Identify and pull out each line of the entries in which "Scene" occurs.

(Dataset rows)
■ ■ ■ ■ ■ ■ ■
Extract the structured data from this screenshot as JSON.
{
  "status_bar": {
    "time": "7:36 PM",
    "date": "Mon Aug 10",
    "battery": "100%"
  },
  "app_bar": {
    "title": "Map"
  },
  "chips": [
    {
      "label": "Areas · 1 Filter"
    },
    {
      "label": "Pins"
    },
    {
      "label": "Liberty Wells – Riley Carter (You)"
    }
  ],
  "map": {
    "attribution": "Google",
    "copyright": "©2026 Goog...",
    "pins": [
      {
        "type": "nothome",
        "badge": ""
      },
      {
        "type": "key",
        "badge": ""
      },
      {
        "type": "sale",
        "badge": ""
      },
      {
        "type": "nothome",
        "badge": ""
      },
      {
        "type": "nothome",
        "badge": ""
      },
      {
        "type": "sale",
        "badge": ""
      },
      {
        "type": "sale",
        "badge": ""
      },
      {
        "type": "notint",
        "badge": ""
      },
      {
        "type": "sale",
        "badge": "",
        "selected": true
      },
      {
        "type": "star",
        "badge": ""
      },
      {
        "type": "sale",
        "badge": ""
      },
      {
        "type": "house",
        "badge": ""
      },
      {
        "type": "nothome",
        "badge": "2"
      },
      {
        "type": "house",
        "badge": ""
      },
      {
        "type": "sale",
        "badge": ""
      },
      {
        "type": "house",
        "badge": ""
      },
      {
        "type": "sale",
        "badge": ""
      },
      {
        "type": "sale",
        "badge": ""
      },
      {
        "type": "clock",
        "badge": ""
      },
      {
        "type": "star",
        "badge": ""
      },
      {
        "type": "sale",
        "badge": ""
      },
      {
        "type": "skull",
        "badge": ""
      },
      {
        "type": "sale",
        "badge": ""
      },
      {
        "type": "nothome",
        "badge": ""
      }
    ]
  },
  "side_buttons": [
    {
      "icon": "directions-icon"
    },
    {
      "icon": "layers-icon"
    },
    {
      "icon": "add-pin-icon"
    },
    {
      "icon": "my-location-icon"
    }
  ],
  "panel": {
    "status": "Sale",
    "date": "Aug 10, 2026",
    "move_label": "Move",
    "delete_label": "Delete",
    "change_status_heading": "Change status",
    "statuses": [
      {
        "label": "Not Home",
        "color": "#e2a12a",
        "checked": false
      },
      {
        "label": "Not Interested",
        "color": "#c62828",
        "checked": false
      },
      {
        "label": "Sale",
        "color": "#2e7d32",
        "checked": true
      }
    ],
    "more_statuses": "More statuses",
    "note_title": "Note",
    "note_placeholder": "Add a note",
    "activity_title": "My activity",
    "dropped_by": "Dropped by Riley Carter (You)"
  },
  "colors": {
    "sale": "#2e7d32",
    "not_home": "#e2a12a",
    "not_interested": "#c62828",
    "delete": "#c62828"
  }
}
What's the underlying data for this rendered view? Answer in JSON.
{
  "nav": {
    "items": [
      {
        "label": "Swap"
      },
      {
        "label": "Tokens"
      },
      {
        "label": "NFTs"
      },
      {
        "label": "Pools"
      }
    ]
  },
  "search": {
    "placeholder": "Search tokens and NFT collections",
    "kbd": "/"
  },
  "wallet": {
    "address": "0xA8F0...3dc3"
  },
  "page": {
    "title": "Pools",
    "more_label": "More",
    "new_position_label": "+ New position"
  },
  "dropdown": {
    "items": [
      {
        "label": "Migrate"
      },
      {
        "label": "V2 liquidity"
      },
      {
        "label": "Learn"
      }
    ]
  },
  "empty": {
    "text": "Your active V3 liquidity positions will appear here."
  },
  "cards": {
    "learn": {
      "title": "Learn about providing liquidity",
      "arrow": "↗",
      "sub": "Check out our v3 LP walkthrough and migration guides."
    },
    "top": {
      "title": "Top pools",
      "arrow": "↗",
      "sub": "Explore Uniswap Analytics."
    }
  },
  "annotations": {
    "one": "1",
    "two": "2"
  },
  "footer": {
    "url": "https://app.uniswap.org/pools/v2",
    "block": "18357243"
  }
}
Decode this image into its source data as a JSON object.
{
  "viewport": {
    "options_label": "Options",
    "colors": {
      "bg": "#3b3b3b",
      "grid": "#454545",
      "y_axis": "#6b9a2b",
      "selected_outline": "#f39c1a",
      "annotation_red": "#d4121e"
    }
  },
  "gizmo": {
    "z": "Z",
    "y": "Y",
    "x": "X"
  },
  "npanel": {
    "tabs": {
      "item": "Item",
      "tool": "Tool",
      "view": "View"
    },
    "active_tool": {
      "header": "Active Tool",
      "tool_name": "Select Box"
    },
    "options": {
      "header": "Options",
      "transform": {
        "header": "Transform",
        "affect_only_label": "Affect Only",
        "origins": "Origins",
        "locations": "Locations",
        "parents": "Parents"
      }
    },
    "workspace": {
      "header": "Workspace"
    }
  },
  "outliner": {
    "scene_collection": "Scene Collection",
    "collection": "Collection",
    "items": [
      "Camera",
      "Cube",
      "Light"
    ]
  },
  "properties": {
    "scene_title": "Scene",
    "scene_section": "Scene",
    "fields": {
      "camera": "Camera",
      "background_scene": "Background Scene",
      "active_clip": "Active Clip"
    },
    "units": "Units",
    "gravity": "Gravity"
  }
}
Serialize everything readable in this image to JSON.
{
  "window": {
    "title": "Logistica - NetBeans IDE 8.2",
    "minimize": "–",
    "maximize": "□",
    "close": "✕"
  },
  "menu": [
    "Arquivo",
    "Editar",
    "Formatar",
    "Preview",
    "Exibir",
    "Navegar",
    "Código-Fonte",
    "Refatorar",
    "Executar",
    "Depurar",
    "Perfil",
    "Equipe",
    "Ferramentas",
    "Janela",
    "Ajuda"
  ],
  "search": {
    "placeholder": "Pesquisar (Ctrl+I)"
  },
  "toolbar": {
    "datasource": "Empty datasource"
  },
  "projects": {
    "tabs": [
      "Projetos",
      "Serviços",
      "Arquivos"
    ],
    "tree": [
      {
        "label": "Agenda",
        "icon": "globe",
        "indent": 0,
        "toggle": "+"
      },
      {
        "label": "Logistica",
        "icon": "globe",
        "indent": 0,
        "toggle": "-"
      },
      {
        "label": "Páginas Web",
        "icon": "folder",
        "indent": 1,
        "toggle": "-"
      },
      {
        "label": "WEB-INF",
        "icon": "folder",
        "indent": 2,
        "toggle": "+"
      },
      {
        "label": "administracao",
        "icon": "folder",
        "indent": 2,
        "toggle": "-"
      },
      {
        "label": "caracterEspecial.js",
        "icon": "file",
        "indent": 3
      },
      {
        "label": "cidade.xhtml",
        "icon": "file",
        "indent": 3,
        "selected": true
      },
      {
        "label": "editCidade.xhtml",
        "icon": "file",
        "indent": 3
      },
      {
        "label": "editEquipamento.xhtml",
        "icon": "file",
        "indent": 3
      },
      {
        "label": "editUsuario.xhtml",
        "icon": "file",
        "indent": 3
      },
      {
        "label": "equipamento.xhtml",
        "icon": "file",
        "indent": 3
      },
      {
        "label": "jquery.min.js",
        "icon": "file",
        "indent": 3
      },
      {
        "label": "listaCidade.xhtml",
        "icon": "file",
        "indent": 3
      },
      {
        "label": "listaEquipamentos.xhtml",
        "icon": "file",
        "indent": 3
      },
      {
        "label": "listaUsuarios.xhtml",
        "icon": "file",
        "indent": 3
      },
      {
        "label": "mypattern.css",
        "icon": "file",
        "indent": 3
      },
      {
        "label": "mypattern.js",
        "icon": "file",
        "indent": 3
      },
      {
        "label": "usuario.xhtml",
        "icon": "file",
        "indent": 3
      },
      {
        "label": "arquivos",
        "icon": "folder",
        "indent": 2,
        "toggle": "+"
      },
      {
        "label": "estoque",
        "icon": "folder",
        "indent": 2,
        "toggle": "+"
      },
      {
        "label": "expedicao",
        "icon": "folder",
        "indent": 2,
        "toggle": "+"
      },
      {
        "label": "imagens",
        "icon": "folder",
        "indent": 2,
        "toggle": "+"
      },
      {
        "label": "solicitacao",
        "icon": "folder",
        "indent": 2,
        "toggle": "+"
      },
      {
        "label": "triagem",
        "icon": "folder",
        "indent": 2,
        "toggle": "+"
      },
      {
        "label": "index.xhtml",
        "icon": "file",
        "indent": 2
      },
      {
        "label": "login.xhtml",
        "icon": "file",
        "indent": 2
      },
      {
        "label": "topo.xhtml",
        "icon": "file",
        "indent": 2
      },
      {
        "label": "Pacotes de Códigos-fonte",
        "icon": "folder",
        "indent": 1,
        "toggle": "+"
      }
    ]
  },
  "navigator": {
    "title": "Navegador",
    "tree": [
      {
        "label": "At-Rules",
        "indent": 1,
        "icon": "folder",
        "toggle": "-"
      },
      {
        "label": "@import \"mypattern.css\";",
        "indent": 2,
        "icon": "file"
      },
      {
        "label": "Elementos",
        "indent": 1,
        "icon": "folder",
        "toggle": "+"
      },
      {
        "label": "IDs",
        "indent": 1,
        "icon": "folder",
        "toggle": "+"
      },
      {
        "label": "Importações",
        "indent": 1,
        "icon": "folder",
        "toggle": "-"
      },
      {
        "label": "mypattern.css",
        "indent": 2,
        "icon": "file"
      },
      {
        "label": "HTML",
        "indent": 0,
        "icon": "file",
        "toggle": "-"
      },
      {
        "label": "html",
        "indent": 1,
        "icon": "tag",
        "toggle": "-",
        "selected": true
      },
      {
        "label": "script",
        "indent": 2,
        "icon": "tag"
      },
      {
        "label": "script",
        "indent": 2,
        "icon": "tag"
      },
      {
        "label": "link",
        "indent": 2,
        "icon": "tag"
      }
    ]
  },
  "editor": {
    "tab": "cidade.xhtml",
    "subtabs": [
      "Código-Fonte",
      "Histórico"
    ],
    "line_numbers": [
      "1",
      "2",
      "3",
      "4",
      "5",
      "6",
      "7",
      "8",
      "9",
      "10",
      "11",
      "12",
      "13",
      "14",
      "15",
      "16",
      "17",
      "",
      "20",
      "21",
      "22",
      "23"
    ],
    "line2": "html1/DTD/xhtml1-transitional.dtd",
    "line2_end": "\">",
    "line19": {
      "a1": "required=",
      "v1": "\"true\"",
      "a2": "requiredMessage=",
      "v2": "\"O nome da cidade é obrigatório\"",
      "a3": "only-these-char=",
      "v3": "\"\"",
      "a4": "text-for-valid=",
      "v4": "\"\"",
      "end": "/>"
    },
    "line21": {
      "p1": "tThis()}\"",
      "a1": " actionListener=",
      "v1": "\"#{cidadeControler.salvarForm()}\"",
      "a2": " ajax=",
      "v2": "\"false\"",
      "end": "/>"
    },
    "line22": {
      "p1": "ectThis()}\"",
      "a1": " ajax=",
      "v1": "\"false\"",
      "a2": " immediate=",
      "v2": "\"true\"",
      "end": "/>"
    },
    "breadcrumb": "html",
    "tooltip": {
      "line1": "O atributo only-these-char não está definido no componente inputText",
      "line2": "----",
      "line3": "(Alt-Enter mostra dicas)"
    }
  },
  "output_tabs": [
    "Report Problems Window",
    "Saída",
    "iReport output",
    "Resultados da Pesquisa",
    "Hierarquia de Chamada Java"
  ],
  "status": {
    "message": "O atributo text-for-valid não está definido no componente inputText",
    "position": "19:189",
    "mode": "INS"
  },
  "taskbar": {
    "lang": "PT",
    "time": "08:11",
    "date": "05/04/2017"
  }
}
■ ■ ■ ■ ■ ■ ■
→ **WRITTEN ANSWER**
    "scene_collection": "Scene Collection",
    "scene_title": "Scene",
    "scene_section": "Scene",
      "background_scene": "Background Scene",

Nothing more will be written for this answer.